**Task**
Return all lines in the material below that contain "type".

BEGIN Material for this task

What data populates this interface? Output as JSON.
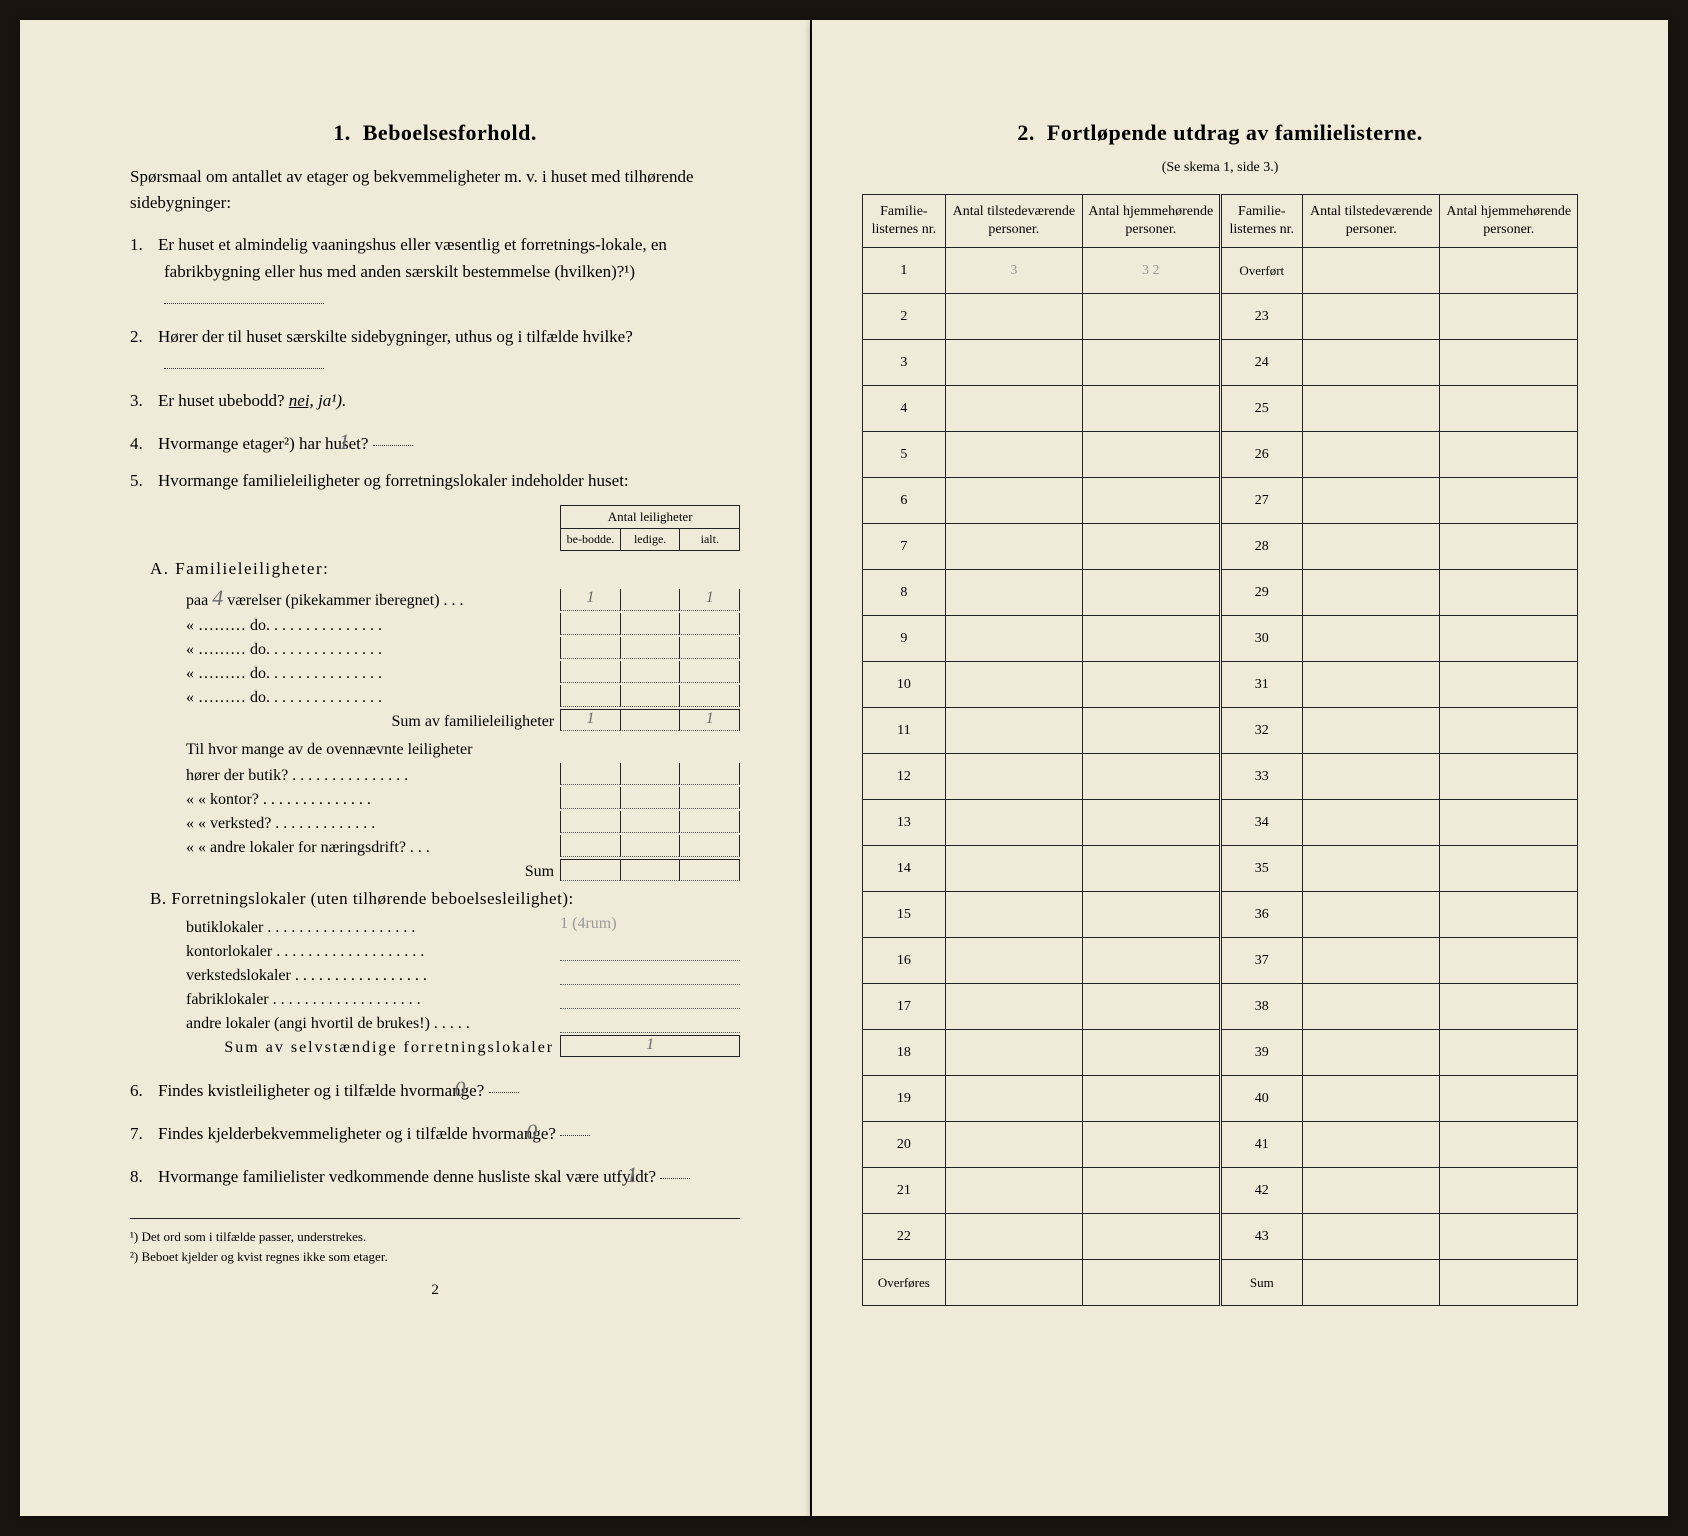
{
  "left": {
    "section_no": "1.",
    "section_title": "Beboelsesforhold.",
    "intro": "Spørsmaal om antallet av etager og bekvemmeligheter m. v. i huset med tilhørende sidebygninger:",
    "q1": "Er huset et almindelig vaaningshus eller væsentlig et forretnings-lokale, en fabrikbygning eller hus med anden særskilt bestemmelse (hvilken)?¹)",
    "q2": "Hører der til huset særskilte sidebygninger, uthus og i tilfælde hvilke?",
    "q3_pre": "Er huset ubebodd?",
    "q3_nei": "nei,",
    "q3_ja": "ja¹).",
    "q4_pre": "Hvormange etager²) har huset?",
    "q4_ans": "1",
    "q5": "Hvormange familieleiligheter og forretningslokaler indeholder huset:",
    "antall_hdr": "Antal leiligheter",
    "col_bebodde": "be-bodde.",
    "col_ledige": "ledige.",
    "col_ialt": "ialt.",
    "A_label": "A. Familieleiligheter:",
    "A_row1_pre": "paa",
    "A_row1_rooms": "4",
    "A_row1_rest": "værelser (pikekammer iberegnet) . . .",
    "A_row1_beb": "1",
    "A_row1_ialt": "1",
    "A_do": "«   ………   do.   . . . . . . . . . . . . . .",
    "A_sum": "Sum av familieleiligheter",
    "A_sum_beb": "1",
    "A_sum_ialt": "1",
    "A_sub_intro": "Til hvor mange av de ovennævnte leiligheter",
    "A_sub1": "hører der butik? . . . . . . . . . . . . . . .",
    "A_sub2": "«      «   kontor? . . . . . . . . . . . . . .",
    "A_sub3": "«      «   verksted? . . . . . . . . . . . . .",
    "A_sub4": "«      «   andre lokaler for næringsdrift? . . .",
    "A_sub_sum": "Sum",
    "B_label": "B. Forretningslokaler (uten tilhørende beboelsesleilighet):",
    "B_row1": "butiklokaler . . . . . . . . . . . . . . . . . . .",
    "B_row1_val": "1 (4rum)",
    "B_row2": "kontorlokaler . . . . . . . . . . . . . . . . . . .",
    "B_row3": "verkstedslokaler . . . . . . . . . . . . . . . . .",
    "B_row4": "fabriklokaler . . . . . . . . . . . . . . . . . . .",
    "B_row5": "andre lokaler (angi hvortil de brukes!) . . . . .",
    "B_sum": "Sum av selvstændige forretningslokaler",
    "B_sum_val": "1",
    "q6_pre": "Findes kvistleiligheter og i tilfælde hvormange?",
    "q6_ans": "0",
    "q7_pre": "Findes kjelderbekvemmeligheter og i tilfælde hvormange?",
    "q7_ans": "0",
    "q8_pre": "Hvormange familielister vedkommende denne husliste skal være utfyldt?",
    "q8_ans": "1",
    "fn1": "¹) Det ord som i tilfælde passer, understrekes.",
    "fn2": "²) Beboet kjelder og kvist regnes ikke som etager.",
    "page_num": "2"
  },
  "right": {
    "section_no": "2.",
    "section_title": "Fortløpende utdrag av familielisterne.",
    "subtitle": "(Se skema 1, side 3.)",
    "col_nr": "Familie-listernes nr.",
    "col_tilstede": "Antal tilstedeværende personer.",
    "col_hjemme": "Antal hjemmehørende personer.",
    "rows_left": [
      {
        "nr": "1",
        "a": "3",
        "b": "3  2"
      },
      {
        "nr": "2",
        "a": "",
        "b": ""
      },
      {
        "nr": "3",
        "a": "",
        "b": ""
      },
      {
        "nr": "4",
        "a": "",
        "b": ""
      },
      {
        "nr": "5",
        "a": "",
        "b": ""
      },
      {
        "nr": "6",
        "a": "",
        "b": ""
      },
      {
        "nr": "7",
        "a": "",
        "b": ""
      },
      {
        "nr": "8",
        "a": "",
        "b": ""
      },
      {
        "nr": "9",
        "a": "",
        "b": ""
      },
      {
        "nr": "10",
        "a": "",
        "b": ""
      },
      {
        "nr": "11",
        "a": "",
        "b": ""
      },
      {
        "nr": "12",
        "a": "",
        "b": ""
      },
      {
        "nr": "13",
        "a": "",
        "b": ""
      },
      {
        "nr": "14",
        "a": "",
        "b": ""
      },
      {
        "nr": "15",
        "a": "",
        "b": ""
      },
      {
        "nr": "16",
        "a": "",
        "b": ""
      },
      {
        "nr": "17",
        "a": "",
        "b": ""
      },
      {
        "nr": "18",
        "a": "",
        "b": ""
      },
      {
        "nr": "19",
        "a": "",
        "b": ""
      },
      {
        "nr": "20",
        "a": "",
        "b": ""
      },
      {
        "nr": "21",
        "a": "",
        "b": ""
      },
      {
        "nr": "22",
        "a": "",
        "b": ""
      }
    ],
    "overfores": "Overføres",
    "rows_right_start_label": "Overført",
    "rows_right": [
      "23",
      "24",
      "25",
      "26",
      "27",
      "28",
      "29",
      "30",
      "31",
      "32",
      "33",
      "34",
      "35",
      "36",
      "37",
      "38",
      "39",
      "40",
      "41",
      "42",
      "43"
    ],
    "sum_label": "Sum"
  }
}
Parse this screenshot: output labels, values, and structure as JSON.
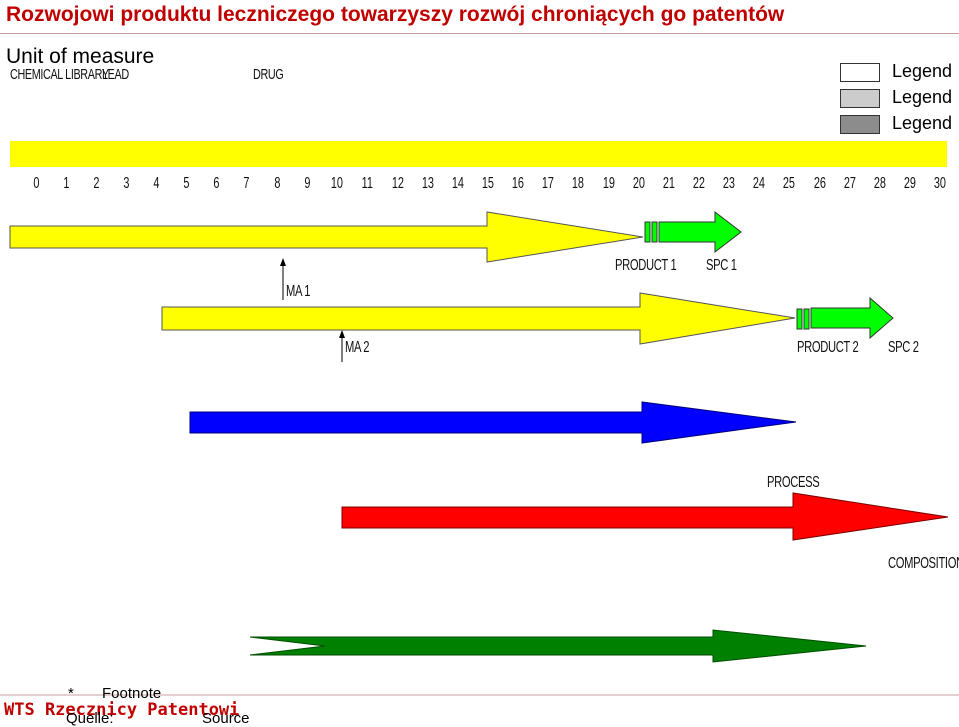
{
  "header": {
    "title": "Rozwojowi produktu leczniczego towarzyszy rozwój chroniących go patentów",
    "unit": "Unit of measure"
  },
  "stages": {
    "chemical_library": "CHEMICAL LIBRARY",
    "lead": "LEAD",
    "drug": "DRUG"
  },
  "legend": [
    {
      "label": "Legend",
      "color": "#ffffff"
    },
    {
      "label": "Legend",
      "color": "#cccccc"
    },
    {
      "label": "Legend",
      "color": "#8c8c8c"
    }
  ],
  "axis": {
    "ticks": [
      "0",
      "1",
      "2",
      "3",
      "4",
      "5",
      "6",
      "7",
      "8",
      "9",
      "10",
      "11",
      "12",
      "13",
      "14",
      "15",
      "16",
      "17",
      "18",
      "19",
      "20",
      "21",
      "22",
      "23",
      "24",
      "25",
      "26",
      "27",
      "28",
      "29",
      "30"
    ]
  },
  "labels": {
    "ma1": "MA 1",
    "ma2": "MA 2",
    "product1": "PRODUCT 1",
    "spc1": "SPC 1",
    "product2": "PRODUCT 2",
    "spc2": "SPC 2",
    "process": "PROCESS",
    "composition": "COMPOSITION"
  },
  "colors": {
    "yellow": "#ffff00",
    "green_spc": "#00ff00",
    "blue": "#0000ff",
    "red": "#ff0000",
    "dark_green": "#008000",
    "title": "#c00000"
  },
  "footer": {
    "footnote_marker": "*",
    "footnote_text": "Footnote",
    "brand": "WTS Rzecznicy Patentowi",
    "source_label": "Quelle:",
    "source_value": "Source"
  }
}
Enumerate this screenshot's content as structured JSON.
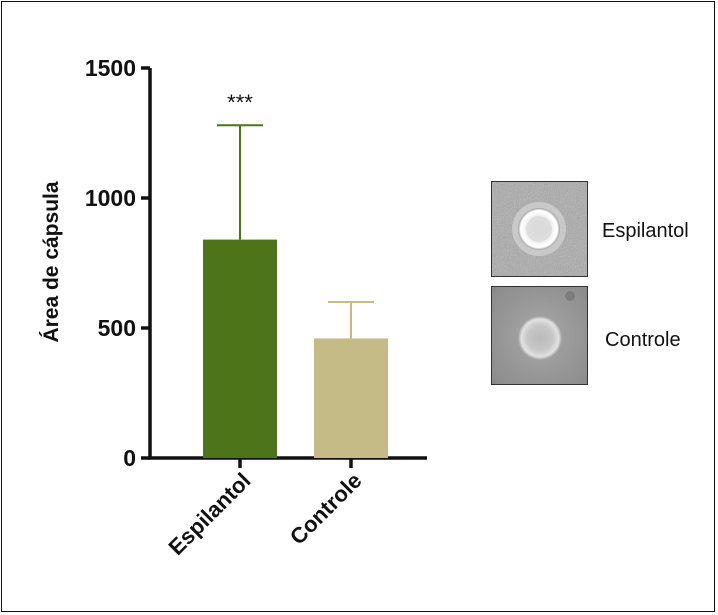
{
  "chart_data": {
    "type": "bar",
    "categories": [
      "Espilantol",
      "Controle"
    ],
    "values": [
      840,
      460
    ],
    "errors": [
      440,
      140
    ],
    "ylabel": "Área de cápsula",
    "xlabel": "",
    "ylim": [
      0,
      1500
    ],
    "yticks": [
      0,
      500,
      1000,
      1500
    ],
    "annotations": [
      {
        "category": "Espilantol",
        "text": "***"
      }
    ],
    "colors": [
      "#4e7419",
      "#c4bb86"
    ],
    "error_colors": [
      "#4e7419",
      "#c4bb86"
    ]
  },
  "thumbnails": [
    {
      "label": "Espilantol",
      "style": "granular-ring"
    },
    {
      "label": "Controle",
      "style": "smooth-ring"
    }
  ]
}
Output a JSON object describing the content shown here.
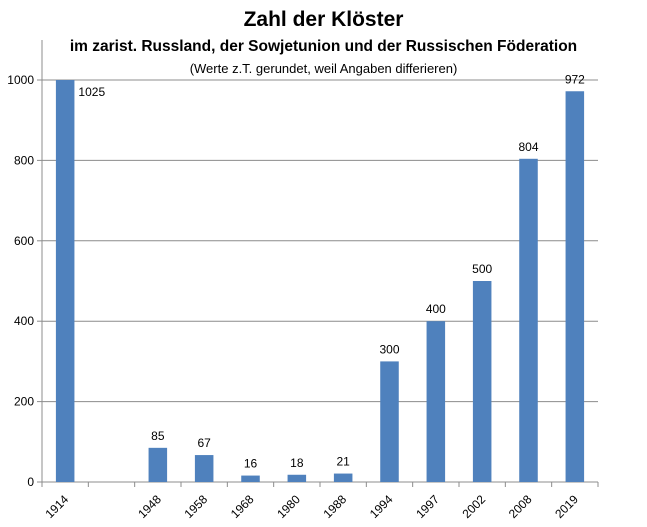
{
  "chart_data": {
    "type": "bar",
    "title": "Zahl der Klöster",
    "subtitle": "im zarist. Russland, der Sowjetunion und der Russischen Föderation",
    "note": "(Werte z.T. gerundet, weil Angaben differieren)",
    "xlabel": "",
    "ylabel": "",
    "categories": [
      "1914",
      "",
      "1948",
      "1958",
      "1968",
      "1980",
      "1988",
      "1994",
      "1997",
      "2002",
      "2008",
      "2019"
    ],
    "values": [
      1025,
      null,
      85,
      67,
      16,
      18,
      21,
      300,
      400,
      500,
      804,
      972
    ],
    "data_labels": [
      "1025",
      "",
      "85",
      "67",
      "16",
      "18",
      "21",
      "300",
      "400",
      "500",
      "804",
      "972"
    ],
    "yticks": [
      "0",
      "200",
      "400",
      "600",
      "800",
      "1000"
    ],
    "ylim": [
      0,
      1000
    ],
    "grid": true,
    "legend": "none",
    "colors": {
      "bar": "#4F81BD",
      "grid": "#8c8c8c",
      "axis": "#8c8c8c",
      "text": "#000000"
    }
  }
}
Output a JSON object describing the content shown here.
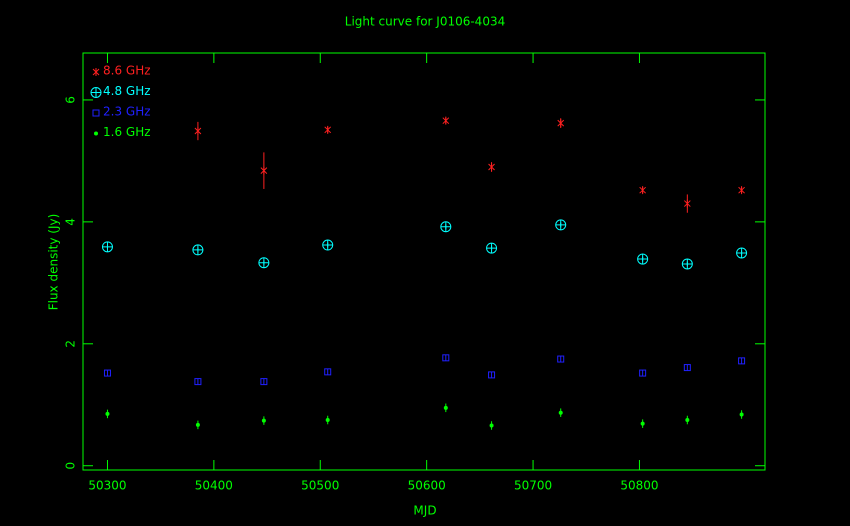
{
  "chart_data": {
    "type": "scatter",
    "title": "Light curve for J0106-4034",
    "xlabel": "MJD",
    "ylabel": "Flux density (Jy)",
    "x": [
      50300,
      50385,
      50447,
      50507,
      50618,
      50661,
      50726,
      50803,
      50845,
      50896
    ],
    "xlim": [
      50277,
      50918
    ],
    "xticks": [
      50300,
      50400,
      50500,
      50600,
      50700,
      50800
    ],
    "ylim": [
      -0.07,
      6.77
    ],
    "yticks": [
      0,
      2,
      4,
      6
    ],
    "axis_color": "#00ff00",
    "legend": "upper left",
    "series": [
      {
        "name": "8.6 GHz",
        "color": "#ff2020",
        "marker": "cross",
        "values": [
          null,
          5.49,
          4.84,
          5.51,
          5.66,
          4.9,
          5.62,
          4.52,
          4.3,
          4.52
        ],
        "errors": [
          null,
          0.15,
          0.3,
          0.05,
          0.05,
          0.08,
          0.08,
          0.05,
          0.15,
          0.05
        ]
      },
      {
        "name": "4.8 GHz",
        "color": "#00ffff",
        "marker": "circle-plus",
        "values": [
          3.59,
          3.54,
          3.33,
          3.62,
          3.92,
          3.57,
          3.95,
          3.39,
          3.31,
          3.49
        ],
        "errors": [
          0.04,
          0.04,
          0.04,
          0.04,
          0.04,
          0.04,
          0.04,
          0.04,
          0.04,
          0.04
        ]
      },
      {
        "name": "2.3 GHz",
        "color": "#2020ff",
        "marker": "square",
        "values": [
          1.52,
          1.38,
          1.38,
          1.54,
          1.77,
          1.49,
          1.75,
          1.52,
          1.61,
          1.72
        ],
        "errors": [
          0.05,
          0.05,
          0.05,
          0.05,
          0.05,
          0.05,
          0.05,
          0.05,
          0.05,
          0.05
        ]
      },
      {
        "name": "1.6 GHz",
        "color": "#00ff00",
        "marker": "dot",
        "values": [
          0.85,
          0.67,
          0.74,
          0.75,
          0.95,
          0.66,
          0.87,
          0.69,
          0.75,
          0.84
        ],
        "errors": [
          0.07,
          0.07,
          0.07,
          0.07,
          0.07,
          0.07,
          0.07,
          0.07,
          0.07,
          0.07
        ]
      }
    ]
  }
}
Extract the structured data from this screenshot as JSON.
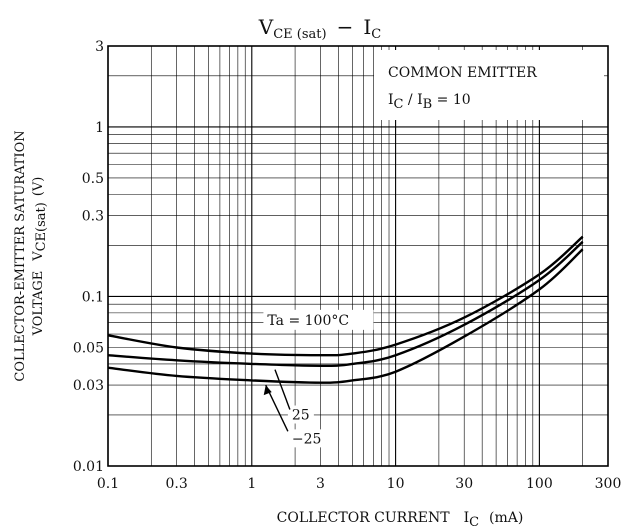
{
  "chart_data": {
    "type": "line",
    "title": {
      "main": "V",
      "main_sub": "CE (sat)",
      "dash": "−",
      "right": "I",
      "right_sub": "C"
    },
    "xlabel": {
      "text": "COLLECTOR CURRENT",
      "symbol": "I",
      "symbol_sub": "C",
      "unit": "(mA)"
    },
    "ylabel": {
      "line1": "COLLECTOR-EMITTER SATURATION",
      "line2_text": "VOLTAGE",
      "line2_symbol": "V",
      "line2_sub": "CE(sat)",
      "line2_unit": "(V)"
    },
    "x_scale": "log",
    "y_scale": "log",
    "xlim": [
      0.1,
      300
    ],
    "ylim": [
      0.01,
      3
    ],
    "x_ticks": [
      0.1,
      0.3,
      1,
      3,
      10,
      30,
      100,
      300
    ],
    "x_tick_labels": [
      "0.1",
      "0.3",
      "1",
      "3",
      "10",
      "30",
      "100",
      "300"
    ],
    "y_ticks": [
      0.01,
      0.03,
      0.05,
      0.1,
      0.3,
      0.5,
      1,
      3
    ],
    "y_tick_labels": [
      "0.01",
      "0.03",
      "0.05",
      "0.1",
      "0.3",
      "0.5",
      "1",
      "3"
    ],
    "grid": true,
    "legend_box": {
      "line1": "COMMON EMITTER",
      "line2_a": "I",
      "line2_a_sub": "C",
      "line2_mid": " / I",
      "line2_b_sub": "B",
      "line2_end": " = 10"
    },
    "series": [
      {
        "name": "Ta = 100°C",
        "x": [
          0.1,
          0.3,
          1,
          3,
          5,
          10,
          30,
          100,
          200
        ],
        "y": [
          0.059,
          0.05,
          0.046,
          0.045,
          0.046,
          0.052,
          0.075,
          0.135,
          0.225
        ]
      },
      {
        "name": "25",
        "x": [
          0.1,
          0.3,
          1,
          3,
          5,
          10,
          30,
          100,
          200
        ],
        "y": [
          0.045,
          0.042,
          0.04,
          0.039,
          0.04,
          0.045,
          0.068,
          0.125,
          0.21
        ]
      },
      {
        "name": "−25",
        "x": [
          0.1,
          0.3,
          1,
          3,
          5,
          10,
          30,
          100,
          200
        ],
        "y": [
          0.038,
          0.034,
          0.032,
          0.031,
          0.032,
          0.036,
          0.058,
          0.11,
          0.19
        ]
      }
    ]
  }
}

END Material for this task

**Expected answer**
    "type": "bar",
    "type": "bar",
    "type": "scatter",
    "type": "line",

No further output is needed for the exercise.